(Data entries)
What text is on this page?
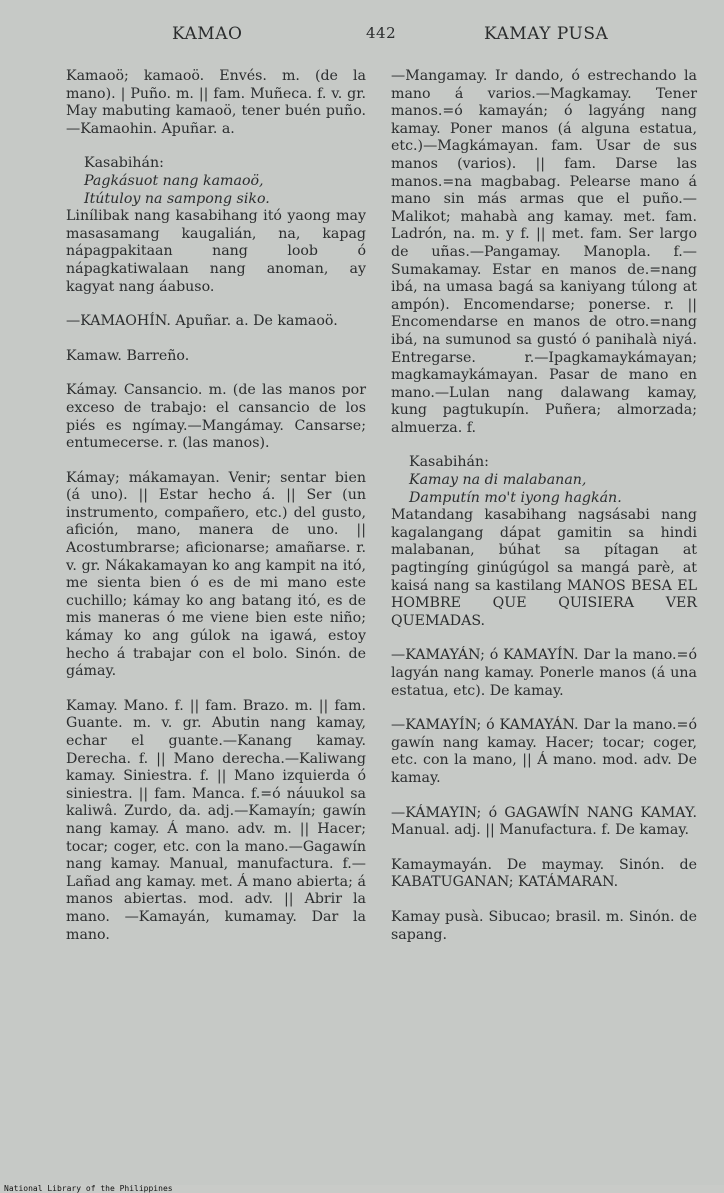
KAMAO	442	KAMAY PUSA

Kamaoö; kamaoö. Envés. m. (de la mano). | Puño. m. || fam. Muñeca. f. v. gr. May mabuting kamaoö, tener buén puño.—Kamaohin. Apuñar. a.

Kasabihán:

Pagkásuot nang kamaoö,

Itútuloy na sampong siko.

Linílibak nang kasabihang itó yaong may masasamang kaugalián, na, kapag nápagpakitaan nang loob ó nápagkatiwalaan nang anoman, ay kagyat nang áabuso.

—KAMAOHÍN. Apuñar. a. De kamaoö.

Kamaw. Barreño.

Kámay. Cansancio. m. (de las manos por exceso de trabajo: el cansancio de los piés es ngímay.—Mangámay. Cansarse; entumecerse. r. (las manos).

Kámay; mákamayan. Venir; sentar bien (á uno). || Estar hecho á. || Ser (un instrumento, compañero, etc.) del gusto, afición, mano, manera de uno. || Acostumbrarse; aficionarse; amañarse. r. v. gr. Nákakamayan ko ang kampit na itó, me sienta bien ó es de mi mano este cuchillo; kámay ko ang batang itó, es de mis maneras ó me viene bien este niño; kámay ko ang gúlok na igawá, estoy hecho á trabajar con el bolo. Sinón. de gámay.

Kamay. Mano. f. || fam. Brazo. m. || fam. Guante. m. v. gr. Abutin nang kamay, echar el guante.—Kanang kamay. Derecha. f. || Mano derecha.—Kaliwang kamay. Siniestra. f. || Mano izquierda ó siniestra. || fam. Manca. f.=ó náuukol sa kaliwâ. Zurdo, da. adj.—Kamayín; gawín nang kamay. Á mano. adv. m. || Hacer; tocar; coger, etc. con la mano.—Gagawín nang kamay. Manual, manufactura. f.—Lañad ang kamay. met. Á mano abierta; á manos abiertas. mod. adv. || Abrir la mano. —Kamayán, kumamay. Dar la mano.

—Mangamay. Ir dando, ó estrechando la mano á varios.—Magkamay. Tener manos.=ó kamayán; ó lagyáng nang kamay. Poner manos (á alguna estatua, etc.)—Magkámayan. fam. Usar de sus manos (varios). || fam. Darse las manos.=na magbabag. Pelearse mano á mano sin más armas que el puño.—Malikot; mahabà ang kamay. met. fam. Ladrón, na. m. y f. || met. fam. Ser largo de uñas.—Pangamay. Manopla. f.—Sumakamay. Estar en manos de.=nang ibá, na umasa bagá sa kaniyang túlong at ampón). Encomendarse; ponerse. r. || Encomendarse en manos de otro.=nang ibá, na sumunod sa gustó ó panihalà niyá. Entregarse. r.—Ipagkamaykámayan; magkamaykámayan. Pasar de mano en mano.—Lulan nang dalawang kamay, kung pagtukupín. Puñera; almorzada; almuerza. f.

Kasabihán:

Kamay na di malabanan,

Damputín mo't iyong hagkán.

Matandang kasabihang nagsásabi nang kagalangang dápat gamitin sa hindi malabanan, búhat sa pítagan at pagtingíng ginúgúgol sa mangá parè, at kaisá nang sa kastilang MANOS BESA EL HOMBRE QUE QUISIERA VER QUEMADAS.

—KAMAYÁN; ó KAMAYÍN. Dar la mano.=ó lagyán nang kamay. Ponerle manos (á una estatua, etc). De kamay.

—KAMAYÍN; ó KAMAYÁN. Dar la mano.=ó gawín nang kamay. Hacer; tocar; coger, etc. con la mano, || Á mano. mod. adv. De kamay.

—KÁMAYIN; ó GAGAWÍN NANG KAMAY. Manual. adj. || Manufactura. f. De kamay.

Kamaymayán. De maymay. Sinón. de KABATUGANAN; KATÁMARAN.

Kamay pusà. Sibucao; brasil. m. Sinón. de sapang.

National Library of the Philippines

◆ **Do this**
Transcribe the material as is, with images omitted.

◆ **Exercise output**
What text is on this page?
KAMAO	442	KAMAY PUSA

Kamaoö; kamaoö. Envés. m. (de la mano). | Puño. m. || fam. Muñeca. f. v. gr. May mabuting kamaoö, tener buén puño.—Kamaohin. Apuñar. a.

Kasabihán:

Pagkásuot nang kamaoö,

Itútuloy na sampong siko.

Linílibak nang kasabihang itó yaong may masasamang kaugalián, na, kapag nápagpakitaan nang loob ó nápagkatiwalaan nang anoman, ay kagyat nang áabuso.

—KAMAOHÍN. Apuñar. a. De kamaoö.

Kamaw. Barreño.

Kámay. Cansancio. m. (de las manos por exceso de trabajo: el cansancio de los piés es ngímay.—Mangámay. Cansarse; entumecerse. r. (las manos).

Kámay; mákamayan. Venir; sentar bien (á uno). || Estar hecho á. || Ser (un instrumento, compañero, etc.) del gusto, afición, mano, manera de uno. || Acostumbrarse; aficionarse; amañarse. r. v. gr. Nákakamayan ko ang kampit na itó, me sienta bien ó es de mi mano este cuchillo; kámay ko ang batang itó, es de mis maneras ó me viene bien este niño; kámay ko ang gúlok na igawá, estoy hecho á trabajar con el bolo. Sinón. de gámay.

Kamay. Mano. f. || fam. Brazo. m. || fam. Guante. m. v. gr. Abutin nang kamay, echar el guante.—Kanang kamay. Derecha. f. || Mano derecha.—Kaliwang kamay. Siniestra. f. || Mano izquierda ó siniestra. || fam. Manca. f.=ó náuukol sa kaliwâ. Zurdo, da. adj.—Kamayín; gawín nang kamay. Á mano. adv. m. || Hacer; tocar; coger, etc. con la mano.—Gagawín nang kamay. Manual, manufactura. f.—Lañad ang kamay. met. Á mano abierta; á manos abiertas. mod. adv. || Abrir la mano. —Kamayán, kumamay. Dar la mano.

—Mangamay. Ir dando, ó estrechando la mano á varios.—Magkamay. Tener manos.=ó kamayán; ó lagyáng nang kamay. Poner manos (á alguna estatua, etc.)—Magkámayan. fam. Usar de sus manos (varios). || fam. Darse las manos.=na magbabag. Pelearse mano á mano sin más armas que el puño.—Malikot; mahabà ang kamay. met. fam. Ladrón, na. m. y f. || met. fam. Ser largo de uñas.—Pangamay. Manopla. f.—Sumakamay. Estar en manos de.=nang ibá, na umasa bagá sa kaniyang túlong at ampón). Encomendarse; ponerse. r. || Encomendarse en manos de otro.=nang ibá, na sumunod sa gustó ó panihalà niyá. Entregarse. r.—Ipagkamaykámayan; magkamaykámayan. Pasar de mano en mano.—Lulan nang dalawang kamay, kung pagtukupín. Puñera; almorzada; almuerza. f.

Kasabihán:

Kamay na di malabanan,

Damputín mo't iyong hagkán.

Matandang kasabihang nagsásabi nang kagalangang dápat gamitin sa hindi malabanan, búhat sa pítagan at pagtingíng ginúgúgol sa mangá parè, at kaisá nang sa kastilang MANOS BESA EL HOMBRE QUE QUISIERA VER QUEMADAS.

—KAMAYÁN; ó KAMAYÍN. Dar la mano.=ó lagyán nang kamay. Ponerle manos (á una estatua, etc). De kamay.

—KAMAYÍN; ó KAMAYÁN. Dar la mano.=ó gawín nang kamay. Hacer; tocar; coger, etc. con la mano, || Á mano. mod. adv. De kamay.

—KÁMAYIN; ó GAGAWÍN NANG KAMAY. Manual. adj. || Manufactura. f. De kamay.

Kamaymayán. De maymay. Sinón. de KABATUGANAN; KATÁMARAN.

Kamay pusà. Sibucao; brasil. m. Sinón. de sapang.

National Library of the Philippines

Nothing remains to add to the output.